# start of Data records

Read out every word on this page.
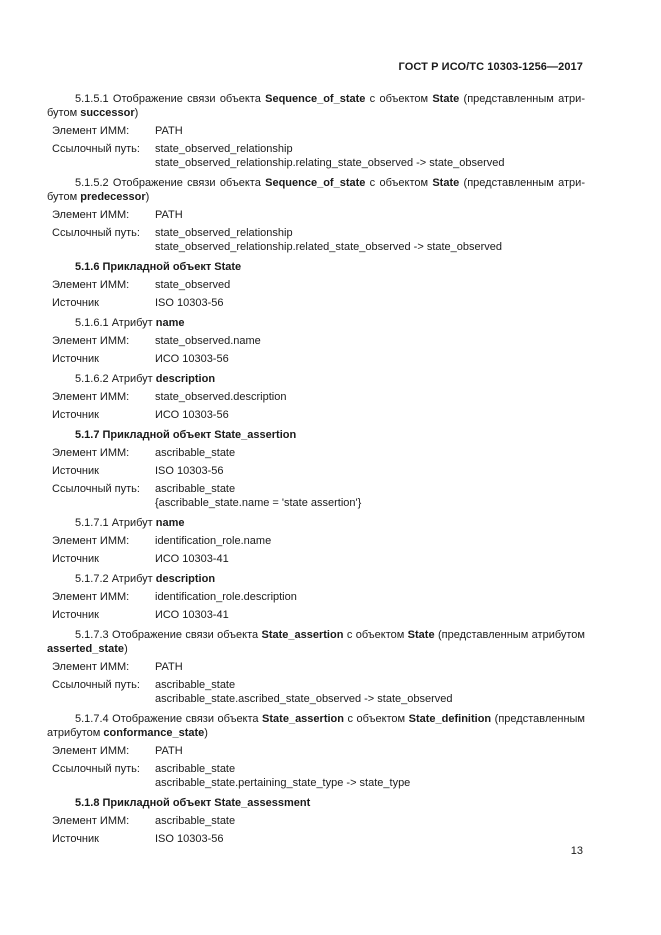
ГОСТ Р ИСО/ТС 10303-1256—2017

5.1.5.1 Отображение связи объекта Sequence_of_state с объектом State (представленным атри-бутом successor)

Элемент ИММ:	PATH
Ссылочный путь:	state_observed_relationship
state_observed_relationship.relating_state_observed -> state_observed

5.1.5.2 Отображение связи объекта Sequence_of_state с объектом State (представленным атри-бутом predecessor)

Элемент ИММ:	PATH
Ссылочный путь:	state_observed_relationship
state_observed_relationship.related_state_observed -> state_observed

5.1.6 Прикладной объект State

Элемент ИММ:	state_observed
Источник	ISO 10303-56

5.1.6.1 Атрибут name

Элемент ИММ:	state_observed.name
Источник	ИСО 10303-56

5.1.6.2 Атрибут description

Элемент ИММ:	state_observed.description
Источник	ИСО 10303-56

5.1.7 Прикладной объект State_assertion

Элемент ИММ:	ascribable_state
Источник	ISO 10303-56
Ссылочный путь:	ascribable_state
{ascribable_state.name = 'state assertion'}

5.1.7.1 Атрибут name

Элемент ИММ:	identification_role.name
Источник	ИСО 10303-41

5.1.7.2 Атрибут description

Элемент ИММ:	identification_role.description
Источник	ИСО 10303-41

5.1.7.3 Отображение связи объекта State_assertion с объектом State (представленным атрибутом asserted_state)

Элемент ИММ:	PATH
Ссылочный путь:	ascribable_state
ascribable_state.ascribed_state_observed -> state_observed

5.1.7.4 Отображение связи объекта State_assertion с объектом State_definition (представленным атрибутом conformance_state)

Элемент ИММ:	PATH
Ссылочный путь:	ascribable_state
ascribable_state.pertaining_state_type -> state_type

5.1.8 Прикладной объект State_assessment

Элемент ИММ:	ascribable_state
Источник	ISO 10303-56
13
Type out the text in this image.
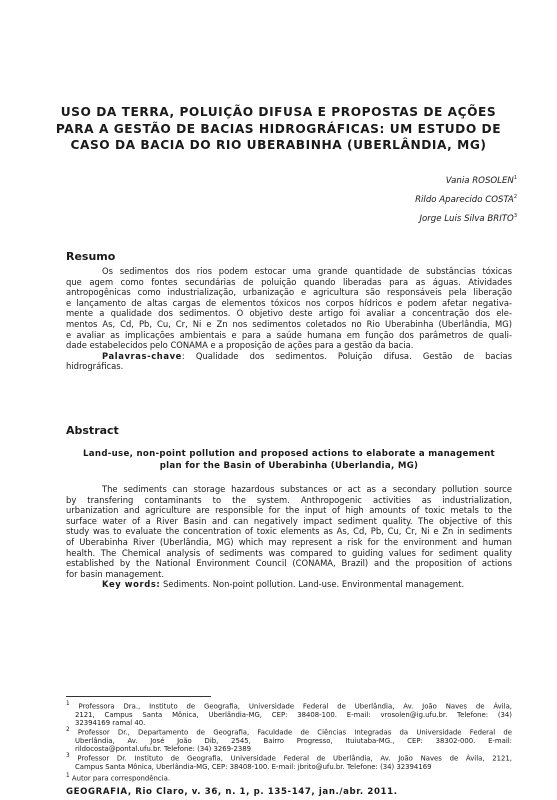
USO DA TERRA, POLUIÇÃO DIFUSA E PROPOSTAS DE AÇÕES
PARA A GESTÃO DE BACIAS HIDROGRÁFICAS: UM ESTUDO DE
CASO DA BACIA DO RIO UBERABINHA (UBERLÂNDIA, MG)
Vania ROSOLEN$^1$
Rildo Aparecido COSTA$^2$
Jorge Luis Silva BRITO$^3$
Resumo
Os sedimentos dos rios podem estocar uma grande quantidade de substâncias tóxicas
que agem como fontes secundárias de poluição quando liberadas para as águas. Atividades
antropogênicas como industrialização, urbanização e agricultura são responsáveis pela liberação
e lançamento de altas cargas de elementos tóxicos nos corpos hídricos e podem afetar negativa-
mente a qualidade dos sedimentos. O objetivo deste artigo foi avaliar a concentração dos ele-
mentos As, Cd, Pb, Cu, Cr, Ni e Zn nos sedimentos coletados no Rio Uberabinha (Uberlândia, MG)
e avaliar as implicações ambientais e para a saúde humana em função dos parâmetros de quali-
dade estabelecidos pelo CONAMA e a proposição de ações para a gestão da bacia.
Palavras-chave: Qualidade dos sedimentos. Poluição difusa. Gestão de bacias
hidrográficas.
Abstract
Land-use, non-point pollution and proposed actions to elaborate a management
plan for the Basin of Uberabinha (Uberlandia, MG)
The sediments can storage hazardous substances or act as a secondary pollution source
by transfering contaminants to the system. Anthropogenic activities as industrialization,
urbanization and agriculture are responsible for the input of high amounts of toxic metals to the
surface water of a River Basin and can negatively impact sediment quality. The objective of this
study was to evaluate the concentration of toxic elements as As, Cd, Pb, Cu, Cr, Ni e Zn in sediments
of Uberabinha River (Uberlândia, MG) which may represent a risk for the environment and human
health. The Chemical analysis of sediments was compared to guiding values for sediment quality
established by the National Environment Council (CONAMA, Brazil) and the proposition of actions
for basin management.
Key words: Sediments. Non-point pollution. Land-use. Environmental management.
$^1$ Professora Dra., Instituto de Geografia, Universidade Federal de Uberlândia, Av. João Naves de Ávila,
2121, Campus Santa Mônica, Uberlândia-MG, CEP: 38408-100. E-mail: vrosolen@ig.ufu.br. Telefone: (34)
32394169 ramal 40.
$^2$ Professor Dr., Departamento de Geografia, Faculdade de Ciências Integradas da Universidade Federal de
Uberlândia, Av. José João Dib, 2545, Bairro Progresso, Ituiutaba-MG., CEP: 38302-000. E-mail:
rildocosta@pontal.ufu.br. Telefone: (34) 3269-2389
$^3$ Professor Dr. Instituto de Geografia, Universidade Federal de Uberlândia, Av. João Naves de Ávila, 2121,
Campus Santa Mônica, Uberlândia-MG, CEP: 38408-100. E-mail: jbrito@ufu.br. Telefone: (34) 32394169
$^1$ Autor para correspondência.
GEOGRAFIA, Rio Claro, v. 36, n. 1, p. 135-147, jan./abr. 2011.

# end of Data records

# Work to complete
Find how many lines in the material hold the word "Federal" and state that number alone.

# Expected answer
3